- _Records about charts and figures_

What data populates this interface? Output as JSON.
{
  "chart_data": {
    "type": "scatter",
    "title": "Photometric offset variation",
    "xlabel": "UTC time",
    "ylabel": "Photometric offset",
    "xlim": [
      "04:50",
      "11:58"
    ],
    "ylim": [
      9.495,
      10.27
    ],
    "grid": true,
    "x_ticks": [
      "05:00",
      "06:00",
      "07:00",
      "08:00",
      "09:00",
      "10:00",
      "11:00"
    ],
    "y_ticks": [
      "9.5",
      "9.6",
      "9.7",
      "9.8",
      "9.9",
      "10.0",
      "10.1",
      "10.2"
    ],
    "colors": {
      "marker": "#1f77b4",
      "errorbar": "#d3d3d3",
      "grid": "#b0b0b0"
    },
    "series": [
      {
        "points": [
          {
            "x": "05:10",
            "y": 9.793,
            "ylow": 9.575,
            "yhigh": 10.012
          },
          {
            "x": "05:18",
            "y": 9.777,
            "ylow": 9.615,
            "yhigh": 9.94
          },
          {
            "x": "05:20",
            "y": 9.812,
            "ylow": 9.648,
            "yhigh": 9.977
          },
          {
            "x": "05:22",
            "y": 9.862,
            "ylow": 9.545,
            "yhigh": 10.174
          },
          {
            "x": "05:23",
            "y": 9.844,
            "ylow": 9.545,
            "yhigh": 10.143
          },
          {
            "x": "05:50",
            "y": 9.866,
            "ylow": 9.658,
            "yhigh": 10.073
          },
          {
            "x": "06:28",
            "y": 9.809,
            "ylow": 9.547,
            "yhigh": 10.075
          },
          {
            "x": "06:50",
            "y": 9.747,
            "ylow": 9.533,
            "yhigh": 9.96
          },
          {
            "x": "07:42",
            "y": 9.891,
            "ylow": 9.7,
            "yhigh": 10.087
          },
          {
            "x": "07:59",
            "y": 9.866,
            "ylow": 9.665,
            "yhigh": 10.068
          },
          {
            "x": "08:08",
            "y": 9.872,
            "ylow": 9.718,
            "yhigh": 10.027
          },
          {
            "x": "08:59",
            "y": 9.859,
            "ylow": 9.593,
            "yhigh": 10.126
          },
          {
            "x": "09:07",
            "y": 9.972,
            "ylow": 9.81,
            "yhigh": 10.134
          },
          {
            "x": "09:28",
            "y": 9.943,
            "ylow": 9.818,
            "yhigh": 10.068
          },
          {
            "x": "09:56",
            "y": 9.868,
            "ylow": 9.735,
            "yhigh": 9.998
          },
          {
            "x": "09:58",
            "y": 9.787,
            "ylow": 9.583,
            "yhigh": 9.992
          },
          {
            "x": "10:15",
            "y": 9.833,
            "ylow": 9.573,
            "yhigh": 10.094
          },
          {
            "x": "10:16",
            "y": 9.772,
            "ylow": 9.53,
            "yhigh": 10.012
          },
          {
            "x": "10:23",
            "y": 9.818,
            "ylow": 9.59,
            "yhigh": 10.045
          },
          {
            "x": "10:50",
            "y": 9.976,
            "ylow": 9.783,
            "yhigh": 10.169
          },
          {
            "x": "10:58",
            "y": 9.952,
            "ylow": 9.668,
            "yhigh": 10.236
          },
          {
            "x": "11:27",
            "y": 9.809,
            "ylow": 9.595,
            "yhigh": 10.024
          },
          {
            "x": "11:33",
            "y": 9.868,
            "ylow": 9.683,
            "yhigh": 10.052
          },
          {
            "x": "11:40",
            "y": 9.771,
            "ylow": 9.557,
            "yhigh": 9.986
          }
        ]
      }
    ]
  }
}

- _Task statement_
Copy out each record from above, exactly.

- _Answer in full_
What data populates this interface? Output as JSON.
{
  "chart_data": {
    "type": "scatter",
    "title": "Photometric offset variation",
    "xlabel": "UTC time",
    "ylabel": "Photometric offset",
    "xlim": [
      "04:50",
      "11:58"
    ],
    "ylim": [
      9.495,
      10.27
    ],
    "grid": true,
    "x_ticks": [
      "05:00",
      "06:00",
      "07:00",
      "08:00",
      "09:00",
      "10:00",
      "11:00"
    ],
    "y_ticks": [
      "9.5",
      "9.6",
      "9.7",
      "9.8",
      "9.9",
      "10.0",
      "10.1",
      "10.2"
    ],
    "colors": {
      "marker": "#1f77b4",
      "errorbar": "#d3d3d3",
      "grid": "#b0b0b0"
    },
    "series": [
      {
        "points": [
          {
            "x": "05:10",
            "y": 9.793,
            "ylow": 9.575,
            "yhigh": 10.012
          },
          {
            "x": "05:18",
            "y": 9.777,
            "ylow": 9.615,
            "yhigh": 9.94
          },
          {
            "x": "05:20",
            "y": 9.812,
            "ylow": 9.648,
            "yhigh": 9.977
          },
          {
            "x": "05:22",
            "y": 9.862,
            "ylow": 9.545,
            "yhigh": 10.174
          },
          {
            "x": "05:23",
            "y": 9.844,
            "ylow": 9.545,
            "yhigh": 10.143
          },
          {
            "x": "05:50",
            "y": 9.866,
            "ylow": 9.658,
            "yhigh": 10.073
          },
          {
            "x": "06:28",
            "y": 9.809,
            "ylow": 9.547,
            "yhigh": 10.075
          },
          {
            "x": "06:50",
            "y": 9.747,
            "ylow": 9.533,
            "yhigh": 9.96
          },
          {
            "x": "07:42",
            "y": 9.891,
            "ylow": 9.7,
            "yhigh": 10.087
          },
          {
            "x": "07:59",
            "y": 9.866,
            "ylow": 9.665,
            "yhigh": 10.068
          },
          {
            "x": "08:08",
            "y": 9.872,
            "ylow": 9.718,
            "yhigh": 10.027
          },
          {
            "x": "08:59",
            "y": 9.859,
            "ylow": 9.593,
            "yhigh": 10.126
          },
          {
            "x": "09:07",
            "y": 9.972,
            "ylow": 9.81,
            "yhigh": 10.134
          },
          {
            "x": "09:28",
            "y": 9.943,
            "ylow": 9.818,
            "yhigh": 10.068
          },
          {
            "x": "09:56",
            "y": 9.868,
            "ylow": 9.735,
            "yhigh": 9.998
          },
          {
            "x": "09:58",
            "y": 9.787,
            "ylow": 9.583,
            "yhigh": 9.992
          },
          {
            "x": "10:15",
            "y": 9.833,
            "ylow": 9.573,
            "yhigh": 10.094
          },
          {
            "x": "10:16",
            "y": 9.772,
            "ylow": 9.53,
            "yhigh": 10.012
          },
          {
            "x": "10:23",
            "y": 9.818,
            "ylow": 9.59,
            "yhigh": 10.045
          },
          {
            "x": "10:50",
            "y": 9.976,
            "ylow": 9.783,
            "yhigh": 10.169
          },
          {
            "x": "10:58",
            "y": 9.952,
            "ylow": 9.668,
            "yhigh": 10.236
          },
          {
            "x": "11:27",
            "y": 9.809,
            "ylow": 9.595,
            "yhigh": 10.024
          },
          {
            "x": "11:33",
            "y": 9.868,
            "ylow": 9.683,
            "yhigh": 10.052
          },
          {
            "x": "11:40",
            "y": 9.771,
            "ylow": 9.557,
            "yhigh": 9.986
          }
        ]
      }
    ]
  }
}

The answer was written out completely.